═══ DATASET EXCERPTS

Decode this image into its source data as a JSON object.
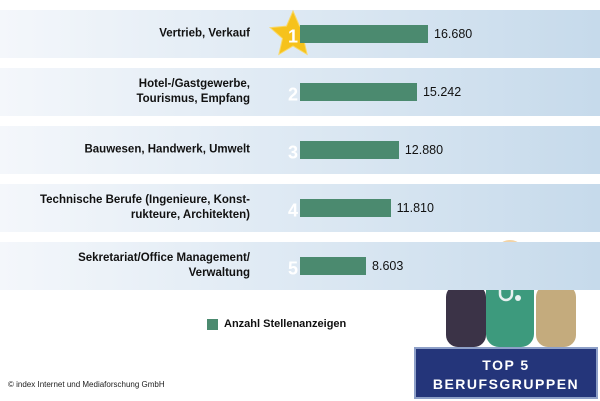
{
  "chart_data": {
    "type": "bar",
    "categories": [
      "Vertrieb, Verkauf",
      "Hotel-/Gastgewerbe,\nTourismus, Empfang",
      "Bauwesen, Handwerk, Umwelt",
      "Technische Berufe (Ingenieure, Konst-\nrukteure, Architekten)",
      "Sekretariat/Office Management/\nVerwaltung"
    ],
    "ranks": [
      1,
      2,
      3,
      4,
      5
    ],
    "series": [
      {
        "name": "Anzahl Stellenanzeigen",
        "color": "#4b8a6f",
        "values": [
          16680,
          15242,
          12880,
          11810,
          8603
        ],
        "value_labels": [
          "16.680",
          "15.242",
          "12.880",
          "11.810",
          "8.603"
        ]
      }
    ],
    "badge": [
      "TOP 5",
      "BERUFSGRUPPEN"
    ],
    "source": "© index Internet und Mediaforschung GmbH"
  }
}
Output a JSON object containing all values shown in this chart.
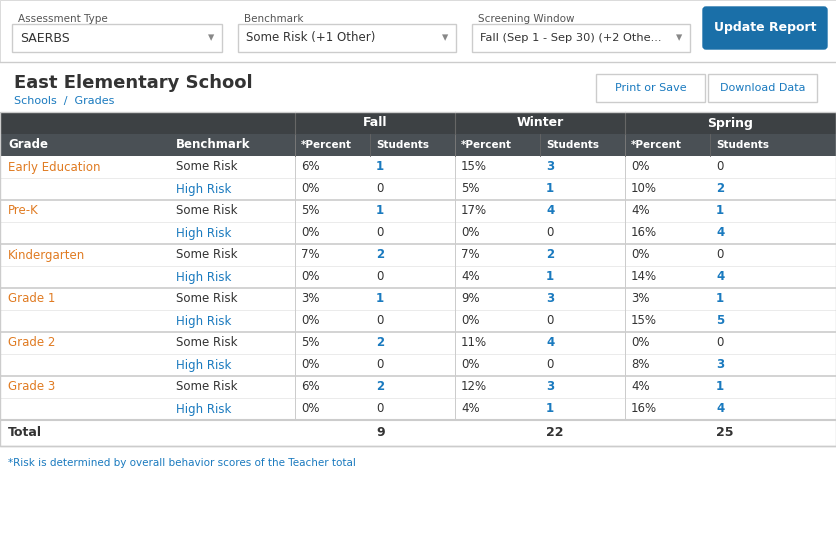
{
  "title": "East Elementary School",
  "breadcrumb": "Schools  /  Grades",
  "assessment_type_label": "Assessment Type",
  "assessment_type_value": "SAERBS",
  "benchmark_label": "Benchmark",
  "benchmark_value": "Some Risk (+1 Other)",
  "screening_window_label": "Screening Window",
  "screening_window_value": "Fall (Sep 1 - Sep 30) (+2 Othe...",
  "update_button": "Update Report",
  "print_button": "Print or Save",
  "download_button": "Download Data",
  "col_headers_top": [
    "",
    "",
    "Fall",
    "",
    "Winter",
    "",
    "Spring",
    ""
  ],
  "col_headers_sub": [
    "Grade",
    "Benchmark",
    "*Percent",
    "Students",
    "*Percent",
    "Students",
    "*Percent",
    "Students"
  ],
  "footnote": "*Risk is determined by overall behavior scores of the Teacher total",
  "rows": [
    {
      "grade": "Early Education",
      "benchmark": "Some Risk",
      "fall_pct": "6%",
      "fall_stu": "1",
      "fall_stu_blue": true,
      "win_pct": "15%",
      "win_stu": "3",
      "win_stu_blue": true,
      "spr_pct": "0%",
      "spr_stu": "0",
      "spr_stu_blue": false
    },
    {
      "grade": "",
      "benchmark": "High Risk",
      "fall_pct": "0%",
      "fall_stu": "0",
      "fall_stu_blue": false,
      "win_pct": "5%",
      "win_stu": "1",
      "win_stu_blue": true,
      "spr_pct": "10%",
      "spr_stu": "2",
      "spr_stu_blue": true
    },
    {
      "grade": "Pre-K",
      "benchmark": "Some Risk",
      "fall_pct": "5%",
      "fall_stu": "1",
      "fall_stu_blue": true,
      "win_pct": "17%",
      "win_stu": "4",
      "win_stu_blue": true,
      "spr_pct": "4%",
      "spr_stu": "1",
      "spr_stu_blue": true
    },
    {
      "grade": "",
      "benchmark": "High Risk",
      "fall_pct": "0%",
      "fall_stu": "0",
      "fall_stu_blue": false,
      "win_pct": "0%",
      "win_stu": "0",
      "win_stu_blue": false,
      "spr_pct": "16%",
      "spr_stu": "4",
      "spr_stu_blue": true
    },
    {
      "grade": "Kindergarten",
      "benchmark": "Some Risk",
      "fall_pct": "7%",
      "fall_stu": "2",
      "fall_stu_blue": true,
      "win_pct": "7%",
      "win_stu": "2",
      "win_stu_blue": true,
      "spr_pct": "0%",
      "spr_stu": "0",
      "spr_stu_blue": false
    },
    {
      "grade": "",
      "benchmark": "High Risk",
      "fall_pct": "0%",
      "fall_stu": "0",
      "fall_stu_blue": false,
      "win_pct": "4%",
      "win_stu": "1",
      "win_stu_blue": true,
      "spr_pct": "14%",
      "spr_stu": "4",
      "spr_stu_blue": true
    },
    {
      "grade": "Grade 1",
      "benchmark": "Some Risk",
      "fall_pct": "3%",
      "fall_stu": "1",
      "fall_stu_blue": true,
      "win_pct": "9%",
      "win_stu": "3",
      "win_stu_blue": true,
      "spr_pct": "3%",
      "spr_stu": "1",
      "spr_stu_blue": true
    },
    {
      "grade": "",
      "benchmark": "High Risk",
      "fall_pct": "0%",
      "fall_stu": "0",
      "fall_stu_blue": false,
      "win_pct": "0%",
      "win_stu": "0",
      "win_stu_blue": false,
      "spr_pct": "15%",
      "spr_stu": "5",
      "spr_stu_blue": true
    },
    {
      "grade": "Grade 2",
      "benchmark": "Some Risk",
      "fall_pct": "5%",
      "fall_stu": "2",
      "fall_stu_blue": true,
      "win_pct": "11%",
      "win_stu": "4",
      "win_stu_blue": true,
      "spr_pct": "0%",
      "spr_stu": "0",
      "spr_stu_blue": false
    },
    {
      "grade": "",
      "benchmark": "High Risk",
      "fall_pct": "0%",
      "fall_stu": "0",
      "fall_stu_blue": false,
      "win_pct": "0%",
      "win_stu": "0",
      "win_stu_blue": false,
      "spr_pct": "8%",
      "spr_stu": "3",
      "spr_stu_blue": true
    },
    {
      "grade": "Grade 3",
      "benchmark": "Some Risk",
      "fall_pct": "6%",
      "fall_stu": "2",
      "fall_stu_blue": true,
      "win_pct": "12%",
      "win_stu": "3",
      "win_stu_blue": true,
      "spr_pct": "4%",
      "spr_stu": "1",
      "spr_stu_blue": true
    },
    {
      "grade": "",
      "benchmark": "High Risk",
      "fall_pct": "0%",
      "fall_stu": "0",
      "fall_stu_blue": false,
      "win_pct": "4%",
      "win_stu": "1",
      "win_stu_blue": true,
      "spr_pct": "16%",
      "spr_stu": "4",
      "spr_stu_blue": true
    }
  ],
  "total_label": "Total",
  "total_fall": "9",
  "total_winter": "22",
  "total_spring": "25",
  "dark_header_color": "#3d4144",
  "medium_header_color": "#4a5055",
  "blue_link_color": "#1a7abf",
  "orange_grade_color": "#e07b22",
  "border_color": "#cccccc",
  "bg_white": "#ffffff",
  "bg_light": "#f5f5f5",
  "text_dark": "#333333",
  "text_medium": "#555555",
  "button_blue": "#1a6fa8",
  "footnote_color": "#1a7abf"
}
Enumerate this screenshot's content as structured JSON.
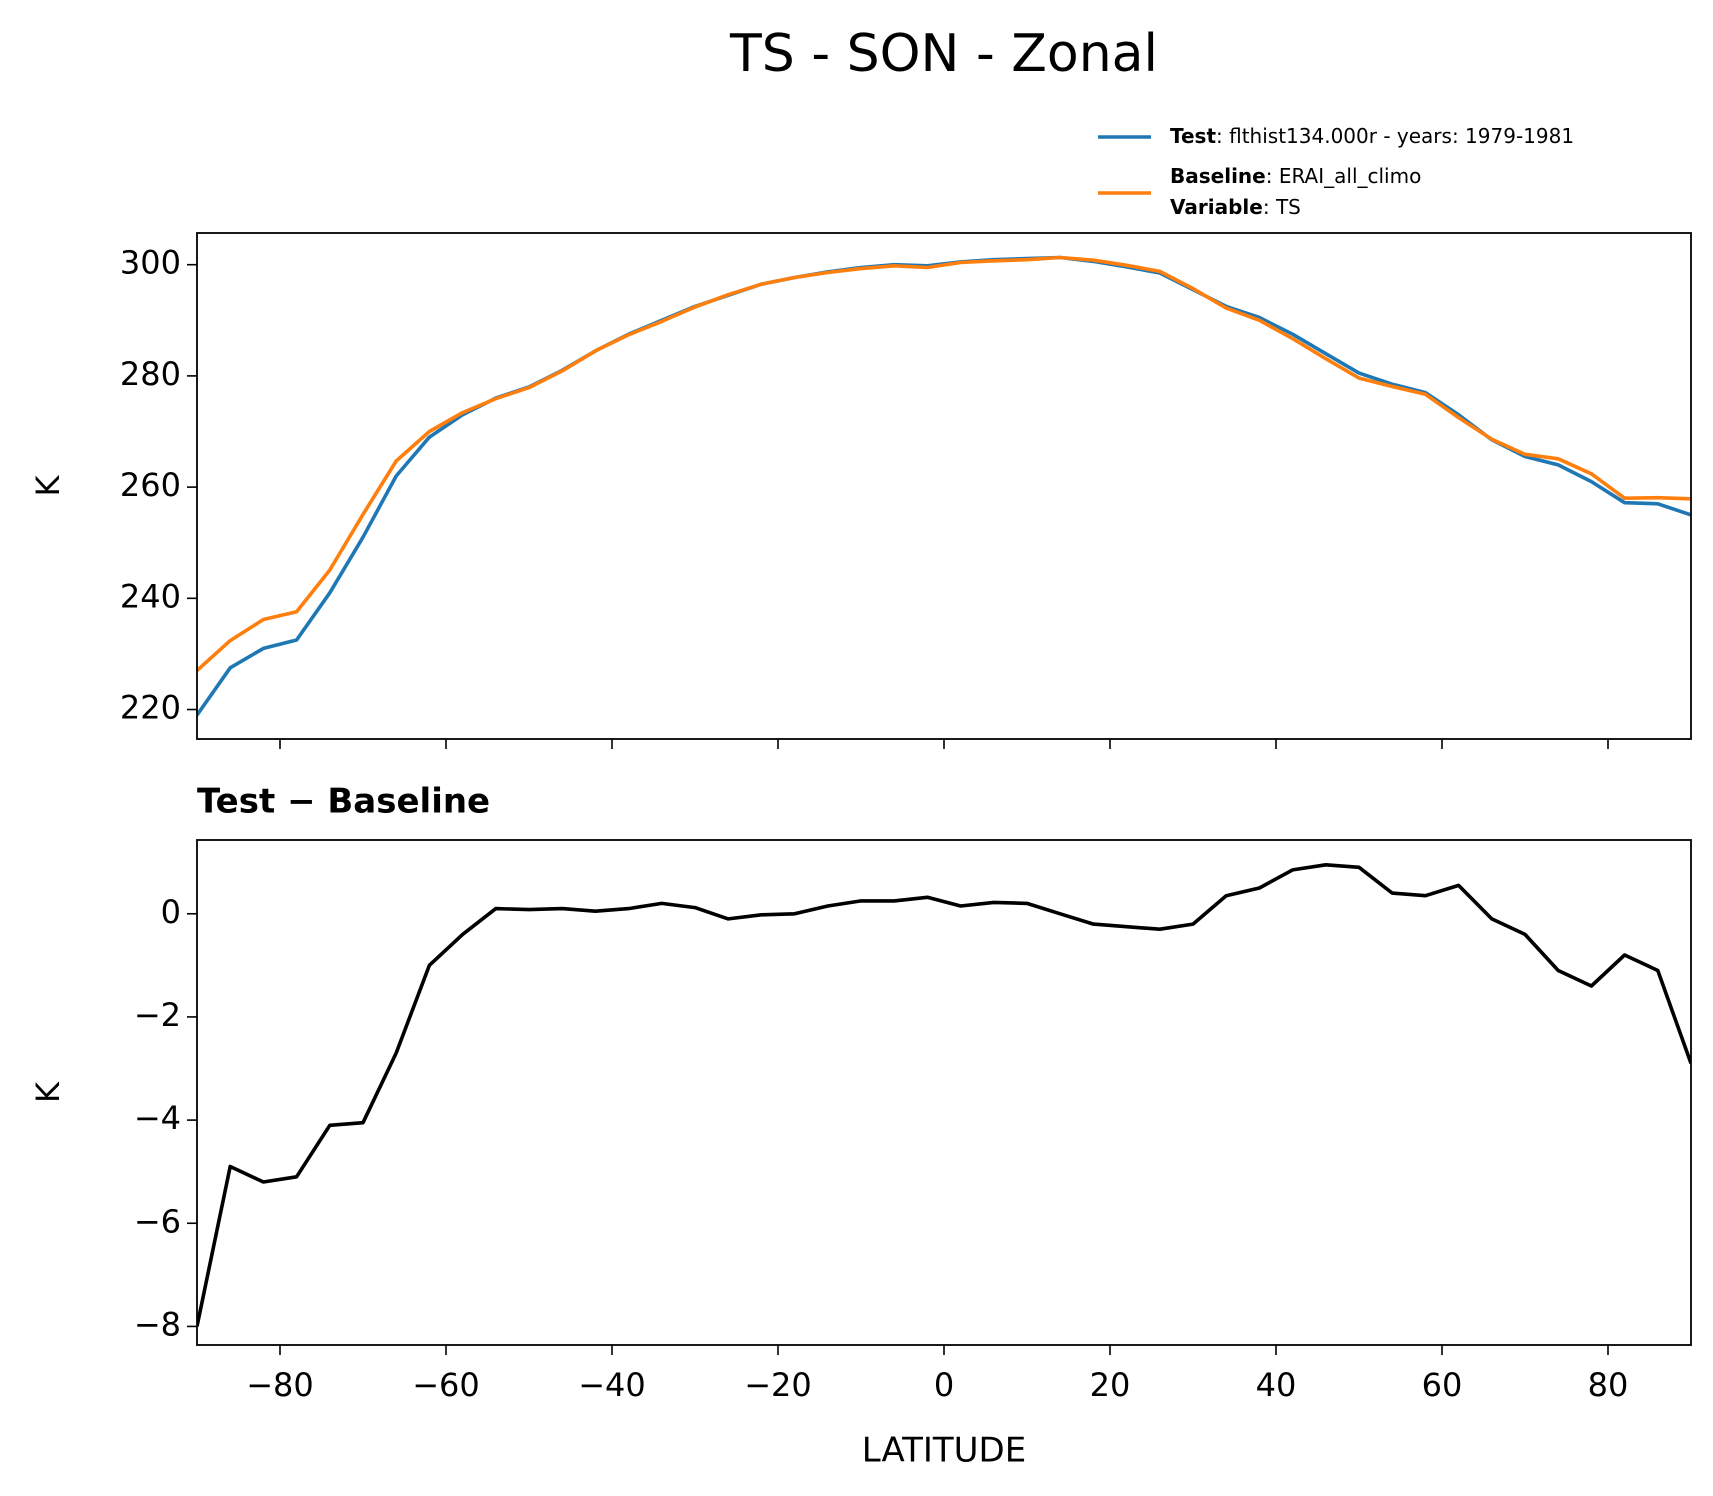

══════

Reproduce the material in its entirety and word for word, without the pictures.

§ SOLUTION TO THE PROBLEM
Decode this image into its source data as a JSON object.
{
  "chart_data": {
    "type": "bar",
    "categories": [
      "Vertrieb, Verkauf",
      "Hotel-/Gastgewerbe,\nTourismus, Empfang",
      "Bauwesen, Handwerk, Umwelt",
      "Technische Berufe (Ingenieure, Konst-\nrukteure, Architekten)",
      "Sekretariat/Office Management/\nVerwaltung"
    ],
    "ranks": [
      1,
      2,
      3,
      4,
      5
    ],
    "series": [
      {
        "name": "Anzahl Stellenanzeigen",
        "color": "#4b8a6f",
        "values": [
          16680,
          15242,
          12880,
          11810,
          8603
        ],
        "value_labels": [
          "16.680",
          "15.242",
          "12.880",
          "11.810",
          "8.603"
        ]
      }
    ],
    "badge": [
      "TOP 5",
      "BERUFSGRUPPEN"
    ],
    "source": "© index Internet und Mediaforschung GmbH"
  }
}
Output a JSON object containing all values shown in this chart.
{
  "title": "East Elementary School",
  "breadcrumb": "Schools  /  Grades",
  "assessment_type_label": "Assessment Type",
  "assessment_type_value": "SAERBS",
  "benchmark_label": "Benchmark",
  "benchmark_value": "Some Risk (+1 Other)",
  "screening_window_label": "Screening Window",
  "screening_window_value": "Fall (Sep 1 - Sep 30) (+2 Othe...",
  "update_button": "Update Report",
  "print_button": "Print or Save",
  "download_button": "Download Data",
  "col_headers_top": [
    "",
    "",
    "Fall",
    "",
    "Winter",
    "",
    "Spring",
    ""
  ],
  "col_headers_sub": [
    "Grade",
    "Benchmark",
    "*Percent",
    "Students",
    "*Percent",
    "Students",
    "*Percent",
    "Students"
  ],
  "footnote": "*Risk is determined by overall behavior scores of the Teacher total",
  "rows": [
    {
      "grade": "Early Education",
      "benchmark": "Some Risk",
      "fall_pct": "6%",
      "fall_stu": "1",
      "fall_stu_blue": true,
      "win_pct": "15%",
      "win_stu": "3",
      "win_stu_blue": true,
      "spr_pct": "0%",
      "spr_stu": "0",
      "spr_stu_blue": false
    },
    {
      "grade": "",
      "benchmark": "High Risk",
      "fall_pct": "0%",
      "fall_stu": "0",
      "fall_stu_blue": false,
      "win_pct": "5%",
      "win_stu": "1",
      "win_stu_blue": true,
      "spr_pct": "10%",
      "spr_stu": "2",
      "spr_stu_blue": true
    },
    {
      "grade": "Pre-K",
      "benchmark": "Some Risk",
      "fall_pct": "5%",
      "fall_stu": "1",
      "fall_stu_blue": true,
      "win_pct": "17%",
      "win_stu": "4",
      "win_stu_blue": true,
      "spr_pct": "4%",
      "spr_stu": "1",
      "spr_stu_blue": true
    },
    {
      "grade": "",
      "benchmark": "High Risk",
      "fall_pct": "0%",
      "fall_stu": "0",
      "fall_stu_blue": false,
      "win_pct": "0%",
      "win_stu": "0",
      "win_stu_blue": false,
      "spr_pct": "16%",
      "spr_stu": "4",
      "spr_stu_blue": true
    },
    {
      "grade": "Kindergarten",
      "benchmark": "Some Risk",
      "fall_pct": "7%",
      "fall_stu": "2",
      "fall_stu_blue": true,
      "win_pct": "7%",
      "win_stu": "2",
      "win_stu_blue": true,
      "spr_pct": "0%",
      "spr_stu": "0",
      "spr_stu_blue": false
    },
    {
      "grade": "",
      "benchmark": "High Risk",
      "fall_pct": "0%",
      "fall_stu": "0",
      "fall_stu_blue": false,
      "win_pct": "4%",
      "win_stu": "1",
      "win_stu_blue": true,
      "spr_pct": "14%",
      "spr_stu": "4",
      "spr_stu_blue": true
    },
    {
      "grade": "Grade 1",
      "benchmark": "Some Risk",
      "fall_pct": "3%",
      "fall_stu": "1",
      "fall_stu_blue": true,
      "win_pct": "9%",
      "win_stu": "3",
      "win_stu_blue": true,
      "spr_pct": "3%",
      "spr_stu": "1",
      "spr_stu_blue": true
    },
    {
      "grade": "",
      "benchmark": "High Risk",
      "fall_pct": "0%",
      "fall_stu": "0",
      "fall_stu_blue": false,
      "win_pct": "0%",
      "win_stu": "0",
      "win_stu_blue": false,
      "spr_pct": "15%",
      "spr_stu": "5",
      "spr_stu_blue": true
    },
    {
      "grade": "Grade 2",
      "benchmark": "Some Risk",
      "fall_pct": "5%",
      "fall_stu": "2",
      "fall_stu_blue": true,
      "win_pct": "11%",
      "win_stu": "4",
      "win_stu_blue": true,
      "spr_pct": "0%",
      "spr_stu": "0",
      "spr_stu_blue": false
    },
    {
      "grade": "",
      "benchmark": "High Risk",
      "fall_pct": "0%",
      "fall_stu": "0",
      "fall_stu_blue": false,
      "win_pct": "0%",
      "win_stu": "0",
      "win_stu_blue": false,
      "spr_pct": "8%",
      "spr_stu": "3",
      "spr_stu_blue": true
    },
    {
      "grade": "Grade 3",
      "benchmark": "Some Risk",
      "fall_pct": "6%",
      "fall_stu": "2",
      "fall_stu_blue": true,
      "win_pct": "12%",
      "win_stu": "3",
      "win_stu_blue": true,
      "spr_pct": "4%",
      "spr_stu": "1",
      "spr_stu_blue": true
    },
    {
      "grade": "",
      "benchmark": "High Risk",
      "fall_pct": "0%",
      "fall_stu": "0",
      "fall_stu_blue": false,
      "win_pct": "4%",
      "win_stu": "1",
      "win_stu_blue": true,
      "spr_pct": "16%",
      "spr_stu": "4",
      "spr_stu_blue": true
    }
  ],
  "total_label": "Total",
  "total_fall": "9",
  "total_winter": "22",
  "total_spring": "25",
  "dark_header_color": "#3d4144",
  "medium_header_color": "#4a5055",
  "blue_link_color": "#1a7abf",
  "orange_grade_color": "#e07b22",
  "border_color": "#cccccc",
  "bg_white": "#ffffff",
  "bg_light": "#f5f5f5",
  "text_dark": "#333333",
  "text_medium": "#555555",
  "button_blue": "#1a6fa8",
  "footnote_color": "#1a7abf"
}
Enumerate this screenshot's content as structured JSON.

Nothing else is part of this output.